• [Records contained in a dataset]
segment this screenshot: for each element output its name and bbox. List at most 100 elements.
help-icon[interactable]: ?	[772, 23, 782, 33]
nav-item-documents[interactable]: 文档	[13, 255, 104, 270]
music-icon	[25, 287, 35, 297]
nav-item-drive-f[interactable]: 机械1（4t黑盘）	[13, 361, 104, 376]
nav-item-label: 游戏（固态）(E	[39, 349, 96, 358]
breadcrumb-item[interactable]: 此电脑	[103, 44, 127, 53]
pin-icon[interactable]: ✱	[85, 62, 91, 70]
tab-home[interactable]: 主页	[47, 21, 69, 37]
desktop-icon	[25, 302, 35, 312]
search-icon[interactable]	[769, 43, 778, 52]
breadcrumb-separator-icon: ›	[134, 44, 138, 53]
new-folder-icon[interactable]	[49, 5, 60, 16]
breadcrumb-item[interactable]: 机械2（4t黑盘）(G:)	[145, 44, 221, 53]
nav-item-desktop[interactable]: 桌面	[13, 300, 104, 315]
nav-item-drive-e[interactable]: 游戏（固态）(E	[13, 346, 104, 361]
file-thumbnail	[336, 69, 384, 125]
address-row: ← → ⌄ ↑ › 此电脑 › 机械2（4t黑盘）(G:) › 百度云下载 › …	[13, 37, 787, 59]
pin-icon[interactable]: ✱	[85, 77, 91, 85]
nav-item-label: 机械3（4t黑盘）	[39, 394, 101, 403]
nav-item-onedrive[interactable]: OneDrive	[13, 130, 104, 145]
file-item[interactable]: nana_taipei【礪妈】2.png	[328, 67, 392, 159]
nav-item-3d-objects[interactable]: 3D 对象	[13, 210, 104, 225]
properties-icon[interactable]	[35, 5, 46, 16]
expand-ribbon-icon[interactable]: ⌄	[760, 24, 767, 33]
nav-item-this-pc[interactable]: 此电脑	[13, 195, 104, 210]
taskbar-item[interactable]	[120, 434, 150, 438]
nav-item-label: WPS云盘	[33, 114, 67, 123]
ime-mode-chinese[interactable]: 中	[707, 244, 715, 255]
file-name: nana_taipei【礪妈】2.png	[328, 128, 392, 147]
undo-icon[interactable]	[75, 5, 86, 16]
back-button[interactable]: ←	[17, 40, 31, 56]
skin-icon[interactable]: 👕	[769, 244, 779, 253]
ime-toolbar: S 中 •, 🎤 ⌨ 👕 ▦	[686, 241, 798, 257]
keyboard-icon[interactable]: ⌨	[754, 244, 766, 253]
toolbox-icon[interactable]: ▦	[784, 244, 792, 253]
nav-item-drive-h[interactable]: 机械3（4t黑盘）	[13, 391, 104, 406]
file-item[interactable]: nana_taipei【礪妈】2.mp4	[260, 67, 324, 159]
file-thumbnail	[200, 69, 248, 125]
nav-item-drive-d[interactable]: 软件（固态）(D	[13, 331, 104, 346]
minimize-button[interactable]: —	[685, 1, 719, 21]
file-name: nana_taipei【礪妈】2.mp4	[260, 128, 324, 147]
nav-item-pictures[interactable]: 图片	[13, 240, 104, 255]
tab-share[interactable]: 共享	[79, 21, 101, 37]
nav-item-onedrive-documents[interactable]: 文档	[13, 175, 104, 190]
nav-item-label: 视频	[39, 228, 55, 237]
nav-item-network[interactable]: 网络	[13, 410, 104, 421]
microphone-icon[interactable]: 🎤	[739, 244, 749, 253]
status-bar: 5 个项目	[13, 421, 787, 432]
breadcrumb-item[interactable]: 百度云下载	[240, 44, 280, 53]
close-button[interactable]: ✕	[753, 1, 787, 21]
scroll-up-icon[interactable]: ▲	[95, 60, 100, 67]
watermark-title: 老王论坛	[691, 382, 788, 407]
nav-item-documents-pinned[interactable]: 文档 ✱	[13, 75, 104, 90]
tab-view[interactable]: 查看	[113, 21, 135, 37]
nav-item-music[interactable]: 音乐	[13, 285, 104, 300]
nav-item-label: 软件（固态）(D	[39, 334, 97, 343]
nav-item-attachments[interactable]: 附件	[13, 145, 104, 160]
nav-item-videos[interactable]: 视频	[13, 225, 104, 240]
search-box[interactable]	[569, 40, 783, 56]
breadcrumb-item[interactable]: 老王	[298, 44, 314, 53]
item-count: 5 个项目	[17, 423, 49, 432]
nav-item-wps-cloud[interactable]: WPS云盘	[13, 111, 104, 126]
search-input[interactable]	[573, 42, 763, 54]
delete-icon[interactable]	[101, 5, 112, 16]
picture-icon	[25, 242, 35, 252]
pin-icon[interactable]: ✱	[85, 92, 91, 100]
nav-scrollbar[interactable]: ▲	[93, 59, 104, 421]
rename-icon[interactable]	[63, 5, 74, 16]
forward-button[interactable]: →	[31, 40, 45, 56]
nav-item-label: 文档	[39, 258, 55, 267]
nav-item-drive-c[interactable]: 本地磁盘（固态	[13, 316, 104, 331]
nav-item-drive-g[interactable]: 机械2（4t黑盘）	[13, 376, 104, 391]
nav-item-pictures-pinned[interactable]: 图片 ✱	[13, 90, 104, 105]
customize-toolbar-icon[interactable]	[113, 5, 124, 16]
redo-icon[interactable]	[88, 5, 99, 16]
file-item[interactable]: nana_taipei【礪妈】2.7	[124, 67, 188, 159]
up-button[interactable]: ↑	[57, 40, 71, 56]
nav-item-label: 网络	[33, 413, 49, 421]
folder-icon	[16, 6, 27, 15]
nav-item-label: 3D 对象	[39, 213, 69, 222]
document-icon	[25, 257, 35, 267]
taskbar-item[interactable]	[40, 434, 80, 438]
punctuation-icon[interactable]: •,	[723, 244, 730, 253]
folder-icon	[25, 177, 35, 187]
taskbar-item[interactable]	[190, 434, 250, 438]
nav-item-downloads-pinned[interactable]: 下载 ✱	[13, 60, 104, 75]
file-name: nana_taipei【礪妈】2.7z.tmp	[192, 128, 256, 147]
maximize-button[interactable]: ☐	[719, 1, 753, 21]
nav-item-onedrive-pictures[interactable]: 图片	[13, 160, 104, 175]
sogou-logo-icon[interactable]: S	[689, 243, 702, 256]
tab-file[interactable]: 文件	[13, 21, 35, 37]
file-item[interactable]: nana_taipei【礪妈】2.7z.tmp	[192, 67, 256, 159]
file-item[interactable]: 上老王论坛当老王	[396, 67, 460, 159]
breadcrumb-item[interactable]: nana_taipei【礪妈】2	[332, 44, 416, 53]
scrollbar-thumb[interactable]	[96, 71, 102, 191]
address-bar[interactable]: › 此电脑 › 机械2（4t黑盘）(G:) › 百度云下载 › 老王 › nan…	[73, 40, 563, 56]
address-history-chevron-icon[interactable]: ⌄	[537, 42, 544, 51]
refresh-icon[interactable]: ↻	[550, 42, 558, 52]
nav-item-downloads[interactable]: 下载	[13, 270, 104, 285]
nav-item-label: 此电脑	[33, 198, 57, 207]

• [Description of the task]
Please rewrite the listing from its start through the line with "24, 767, 33]", changing "pin-icon" to "pushpin-icon" and leaving everything else unchanged. Give only those lines.

• [Final result]
segment this screenshot: for each element output its name and bbox. List at most 100 elements.
help-icon[interactable]: ?	[772, 23, 782, 33]
nav-item-documents[interactable]: 文档	[13, 255, 104, 270]
music-icon	[25, 287, 35, 297]
nav-item-drive-f[interactable]: 机械1（4t黑盘）	[13, 361, 104, 376]
nav-item-label: 游戏（固态）(E	[39, 349, 96, 358]
breadcrumb-item[interactable]: 此电脑	[103, 44, 127, 53]
pushpin-icon[interactable]: ✱	[85, 62, 91, 70]
tab-home[interactable]: 主页	[47, 21, 69, 37]
desktop-icon	[25, 302, 35, 312]
search-icon[interactable]	[769, 43, 778, 52]
breadcrumb-separator-icon: ›	[134, 44, 138, 53]
new-folder-icon[interactable]	[49, 5, 60, 16]
breadcrumb-item[interactable]: 机械2（4t黑盘）(G:)	[145, 44, 221, 53]
nav-item-desktop[interactable]: 桌面	[13, 300, 104, 315]
nav-item-drive-e[interactable]: 游戏（固态）(E	[13, 346, 104, 361]
file-thumbnail	[336, 69, 384, 125]
address-row: ← → ⌄ ↑ › 此电脑 › 机械2（4t黑盘）(G:) › 百度云下载 › …	[13, 37, 787, 59]
pushpin-icon[interactable]: ✱	[85, 77, 91, 85]
nav-item-label: 机械3（4t黑盘）	[39, 394, 101, 403]
nav-item-onedrive[interactable]: OneDrive	[13, 130, 104, 145]
file-item[interactable]: nana_taipei【礪妈】2.png	[328, 67, 392, 159]
nav-item-3d-objects[interactable]: 3D 对象	[13, 210, 104, 225]
properties-icon[interactable]	[35, 5, 46, 16]
expand-ribbon-icon[interactable]: ⌄	[760, 24, 767, 33]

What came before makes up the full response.